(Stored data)
_ _ _

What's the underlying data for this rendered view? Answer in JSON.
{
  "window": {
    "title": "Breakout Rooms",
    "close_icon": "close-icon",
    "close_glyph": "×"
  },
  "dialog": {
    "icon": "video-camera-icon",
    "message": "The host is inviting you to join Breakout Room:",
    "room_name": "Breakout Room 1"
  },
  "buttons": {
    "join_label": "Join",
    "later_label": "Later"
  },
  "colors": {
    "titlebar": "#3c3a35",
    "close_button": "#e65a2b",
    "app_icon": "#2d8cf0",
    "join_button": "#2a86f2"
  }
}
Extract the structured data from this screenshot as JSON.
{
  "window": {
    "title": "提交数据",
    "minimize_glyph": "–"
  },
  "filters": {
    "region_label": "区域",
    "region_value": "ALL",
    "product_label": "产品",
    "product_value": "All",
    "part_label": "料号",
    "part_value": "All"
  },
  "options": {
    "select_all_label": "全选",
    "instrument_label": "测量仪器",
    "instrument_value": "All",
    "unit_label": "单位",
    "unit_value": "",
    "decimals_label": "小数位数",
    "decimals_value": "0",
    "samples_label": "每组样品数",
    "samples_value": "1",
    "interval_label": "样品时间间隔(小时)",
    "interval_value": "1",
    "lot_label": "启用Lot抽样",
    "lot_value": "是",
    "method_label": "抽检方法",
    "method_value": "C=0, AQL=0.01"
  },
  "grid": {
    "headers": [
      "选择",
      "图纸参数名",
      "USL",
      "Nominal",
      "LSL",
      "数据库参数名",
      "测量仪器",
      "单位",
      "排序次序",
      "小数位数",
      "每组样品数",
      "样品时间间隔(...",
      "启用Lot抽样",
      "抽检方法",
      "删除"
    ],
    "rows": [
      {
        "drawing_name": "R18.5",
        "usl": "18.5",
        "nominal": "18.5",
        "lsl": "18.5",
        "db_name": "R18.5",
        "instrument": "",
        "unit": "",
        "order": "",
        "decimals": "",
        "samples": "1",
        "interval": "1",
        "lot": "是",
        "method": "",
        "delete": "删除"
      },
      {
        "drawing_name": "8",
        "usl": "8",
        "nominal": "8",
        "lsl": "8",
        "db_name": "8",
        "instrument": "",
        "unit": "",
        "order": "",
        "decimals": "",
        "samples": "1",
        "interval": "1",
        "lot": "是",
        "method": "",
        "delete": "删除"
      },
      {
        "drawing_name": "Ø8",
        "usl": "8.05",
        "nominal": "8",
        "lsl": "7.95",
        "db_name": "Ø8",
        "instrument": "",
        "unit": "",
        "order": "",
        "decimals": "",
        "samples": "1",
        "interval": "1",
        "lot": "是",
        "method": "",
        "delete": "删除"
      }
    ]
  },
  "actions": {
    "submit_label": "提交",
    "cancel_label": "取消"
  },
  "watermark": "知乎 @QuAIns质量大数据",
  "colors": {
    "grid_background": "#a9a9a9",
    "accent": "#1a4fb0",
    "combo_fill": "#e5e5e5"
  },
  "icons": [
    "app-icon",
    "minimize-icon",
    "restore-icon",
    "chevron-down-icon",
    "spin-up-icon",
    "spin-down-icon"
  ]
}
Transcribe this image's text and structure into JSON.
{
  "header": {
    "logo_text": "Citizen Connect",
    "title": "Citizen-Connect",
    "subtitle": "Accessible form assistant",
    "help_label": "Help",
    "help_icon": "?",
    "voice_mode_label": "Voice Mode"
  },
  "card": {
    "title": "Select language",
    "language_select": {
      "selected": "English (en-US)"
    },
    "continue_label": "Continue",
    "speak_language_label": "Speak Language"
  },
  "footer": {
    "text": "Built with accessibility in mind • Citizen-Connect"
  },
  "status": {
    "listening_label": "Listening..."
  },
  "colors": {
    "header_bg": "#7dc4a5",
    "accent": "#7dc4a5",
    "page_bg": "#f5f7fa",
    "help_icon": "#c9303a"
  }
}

_ _ _

:: Given request ::
Can you reproduce all the material exactly?

:: The solution ::
What's the underlying data for this rendered view? Answer in JSON.
{
  "window": {
    "title": "Breakout Rooms",
    "close_icon": "close-icon",
    "close_glyph": "×"
  },
  "dialog": {
    "icon": "video-camera-icon",
    "message": "The host is inviting you to join Breakout Room:",
    "room_name": "Breakout Room 1"
  },
  "buttons": {
    "join_label": "Join",
    "later_label": "Later"
  },
  "colors": {
    "titlebar": "#3c3a35",
    "close_button": "#e65a2b",
    "app_icon": "#2d8cf0",
    "join_button": "#2a86f2"
  }
}
Extract the structured data from this screenshot as JSON.
{
  "window": {
    "title": "提交数据",
    "minimize_glyph": "–"
  },
  "filters": {
    "region_label": "区域",
    "region_value": "ALL",
    "product_label": "产品",
    "product_value": "All",
    "part_label": "料号",
    "part_value": "All"
  },
  "options": {
    "select_all_label": "全选",
    "instrument_label": "测量仪器",
    "instrument_value": "All",
    "unit_label": "单位",
    "unit_value": "",
    "decimals_label": "小数位数",
    "decimals_value": "0",
    "samples_label": "每组样品数",
    "samples_value": "1",
    "interval_label": "样品时间间隔(小时)",
    "interval_value": "1",
    "lot_label": "启用Lot抽样",
    "lot_value": "是",
    "method_label": "抽检方法",
    "method_value": "C=0, AQL=0.01"
  },
  "grid": {
    "headers": [
      "选择",
      "图纸参数名",
      "USL",
      "Nominal",
      "LSL",
      "数据库参数名",
      "测量仪器",
      "单位",
      "排序次序",
      "小数位数",
      "每组样品数",
      "样品时间间隔(...",
      "启用Lot抽样",
      "抽检方法",
      "删除"
    ],
    "rows": [
      {
        "drawing_name": "R18.5",
        "usl": "18.5",
        "nominal": "18.5",
        "lsl": "18.5",
        "db_name": "R18.5",
        "instrument": "",
        "unit": "",
        "order": "",
        "decimals": "",
        "samples": "1",
        "interval": "1",
        "lot": "是",
        "method": "",
        "delete": "删除"
      },
      {
        "drawing_name": "8",
        "usl": "8",
        "nominal": "8",
        "lsl": "8",
        "db_name": "8",
        "instrument": "",
        "unit": "",
        "order": "",
        "decimals": "",
        "samples": "1",
        "interval": "1",
        "lot": "是",
        "method": "",
        "delete": "删除"
      },
      {
        "drawing_name": "Ø8",
        "usl": "8.05",
        "nominal": "8",
        "lsl": "7.95",
        "db_name": "Ø8",
        "instrument": "",
        "unit": "",
        "order": "",
        "decimals": "",
        "samples": "1",
        "interval": "1",
        "lot": "是",
        "method": "",
        "delete": "删除"
      }
    ]
  },
  "actions": {
    "submit_label": "提交",
    "cancel_label": "取消"
  },
  "watermark": "知乎 @QuAIns质量大数据",
  "colors": {
    "grid_background": "#a9a9a9",
    "accent": "#1a4fb0",
    "combo_fill": "#e5e5e5"
  },
  "icons": [
    "app-icon",
    "minimize-icon",
    "restore-icon",
    "chevron-down-icon",
    "spin-up-icon",
    "spin-down-icon"
  ]
}
Transcribe this image's text and structure into JSON.
{
  "header": {
    "logo_text": "Citizen Connect",
    "title": "Citizen-Connect",
    "subtitle": "Accessible form assistant",
    "help_label": "Help",
    "help_icon": "?",
    "voice_mode_label": "Voice Mode"
  },
  "card": {
    "title": "Select language",
    "language_select": {
      "selected": "English (en-US)"
    },
    "continue_label": "Continue",
    "speak_language_label": "Speak Language"
  },
  "footer": {
    "text": "Built with accessibility in mind • Citizen-Connect"
  },
  "status": {
    "listening_label": "Listening..."
  },
  "colors": {
    "header_bg": "#7dc4a5",
    "accent": "#7dc4a5",
    "page_bg": "#f5f7fa",
    "help_icon": "#c9303a"
  }
}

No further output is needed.